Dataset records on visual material
___

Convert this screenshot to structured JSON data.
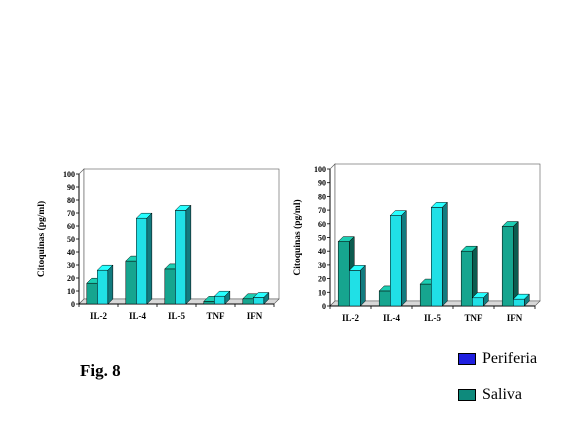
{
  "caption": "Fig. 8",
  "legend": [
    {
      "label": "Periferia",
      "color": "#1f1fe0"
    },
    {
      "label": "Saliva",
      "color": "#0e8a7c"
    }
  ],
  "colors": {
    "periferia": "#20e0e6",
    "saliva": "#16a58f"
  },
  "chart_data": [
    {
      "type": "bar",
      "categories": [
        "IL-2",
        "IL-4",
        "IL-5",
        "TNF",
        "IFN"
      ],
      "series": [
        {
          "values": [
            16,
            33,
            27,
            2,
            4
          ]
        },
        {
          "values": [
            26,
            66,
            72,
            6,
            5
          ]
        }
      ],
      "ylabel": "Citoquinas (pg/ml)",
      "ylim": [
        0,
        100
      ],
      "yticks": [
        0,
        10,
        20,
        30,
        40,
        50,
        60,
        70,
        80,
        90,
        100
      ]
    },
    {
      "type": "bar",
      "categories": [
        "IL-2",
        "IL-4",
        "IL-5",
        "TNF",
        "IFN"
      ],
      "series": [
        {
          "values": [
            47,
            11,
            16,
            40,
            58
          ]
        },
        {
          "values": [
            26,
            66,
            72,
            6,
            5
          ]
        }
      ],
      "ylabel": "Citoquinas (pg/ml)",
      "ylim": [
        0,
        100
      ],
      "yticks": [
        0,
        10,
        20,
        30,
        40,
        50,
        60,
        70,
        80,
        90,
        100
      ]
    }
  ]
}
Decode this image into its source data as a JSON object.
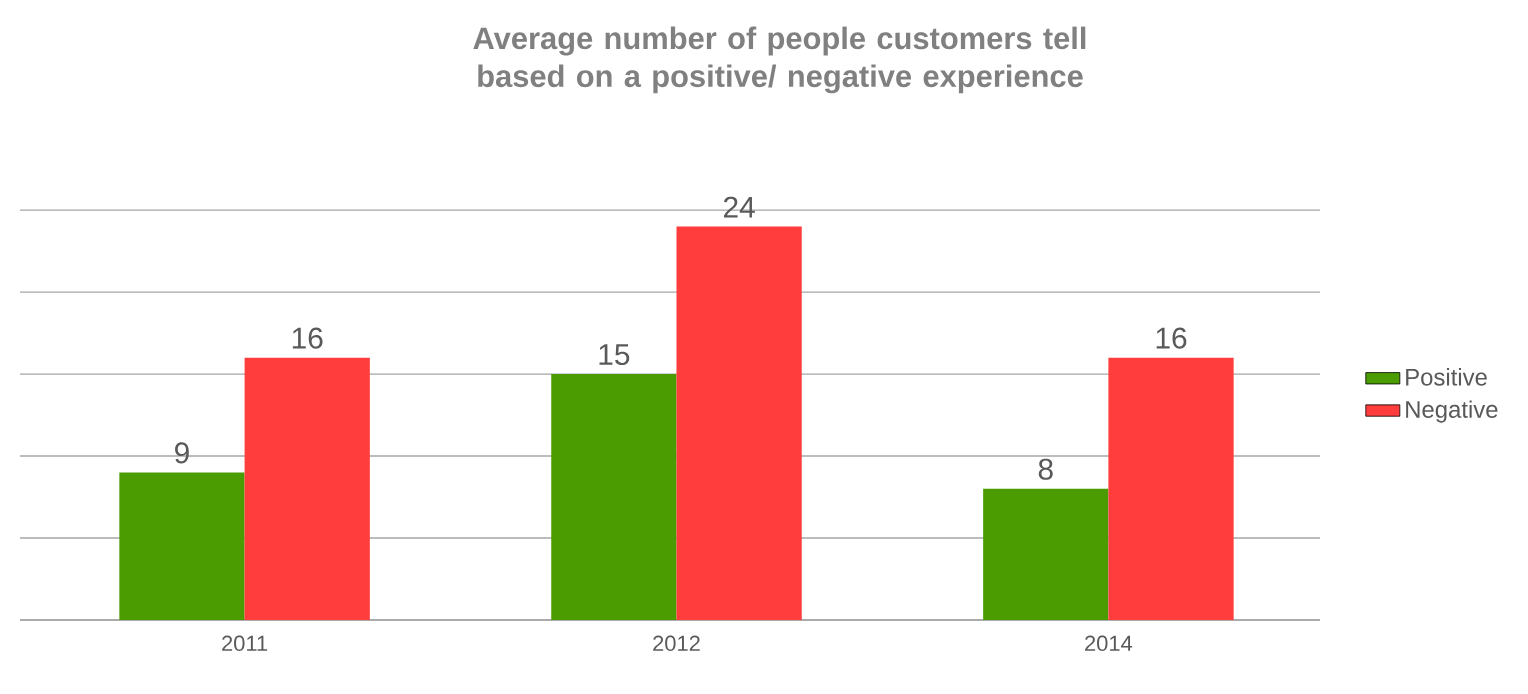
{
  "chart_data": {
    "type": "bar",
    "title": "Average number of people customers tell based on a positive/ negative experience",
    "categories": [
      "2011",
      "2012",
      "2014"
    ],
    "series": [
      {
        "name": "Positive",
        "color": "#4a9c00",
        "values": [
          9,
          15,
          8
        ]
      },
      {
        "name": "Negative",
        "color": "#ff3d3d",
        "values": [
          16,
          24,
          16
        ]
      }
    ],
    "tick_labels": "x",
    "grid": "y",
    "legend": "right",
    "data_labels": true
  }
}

___

#### SET TASK:
Copy each line above precisely, dropping the pictures.

#### CORRECT RESULT:
Convert this screenshot to structured JSON data.
{
  "caption": "Fig. 8",
  "legend": [
    {
      "label": "Periferia",
      "color": "#1f1fe0"
    },
    {
      "label": "Saliva",
      "color": "#0e8a7c"
    }
  ],
  "colors": {
    "periferia": "#20e0e6",
    "saliva": "#16a58f"
  },
  "chart_data": [
    {
      "type": "bar",
      "categories": [
        "IL-2",
        "IL-4",
        "IL-5",
        "TNF",
        "IFN"
      ],
      "series": [
        {
          "values": [
            16,
            33,
            27,
            2,
            4
          ]
        },
        {
          "values": [
            26,
            66,
            72,
            6,
            5
          ]
        }
      ],
      "ylabel": "Citoquinas (pg/ml)",
      "ylim": [
        0,
        100
      ],
      "yticks": [
        0,
        10,
        20,
        30,
        40,
        50,
        60,
        70,
        80,
        90,
        100
      ]
    },
    {
      "type": "bar",
      "categories": [
        "IL-2",
        "IL-4",
        "IL-5",
        "TNF",
        "IFN"
      ],
      "series": [
        {
          "values": [
            47,
            11,
            16,
            40,
            58
          ]
        },
        {
          "values": [
            26,
            66,
            72,
            6,
            5
          ]
        }
      ],
      "ylabel": "Citoquinas (pg/ml)",
      "ylim": [
        0,
        100
      ],
      "yticks": [
        0,
        10,
        20,
        30,
        40,
        50,
        60,
        70,
        80,
        90,
        100
      ]
    }
  ]
}
Decode this image into its source data as a JSON object.
{
  "chart_data": {
    "type": "bar",
    "title": "Average number of people customers tell based on a positive/ negative experience",
    "categories": [
      "2011",
      "2012",
      "2014"
    ],
    "series": [
      {
        "name": "Positive",
        "color": "#4a9c00",
        "values": [
          9,
          15,
          8
        ]
      },
      {
        "name": "Negative",
        "color": "#ff3d3d",
        "values": [
          16,
          24,
          16
        ]
      }
    ],
    "tick_labels": "x",
    "grid": "y",
    "legend": "right",
    "data_labels": true
  }
}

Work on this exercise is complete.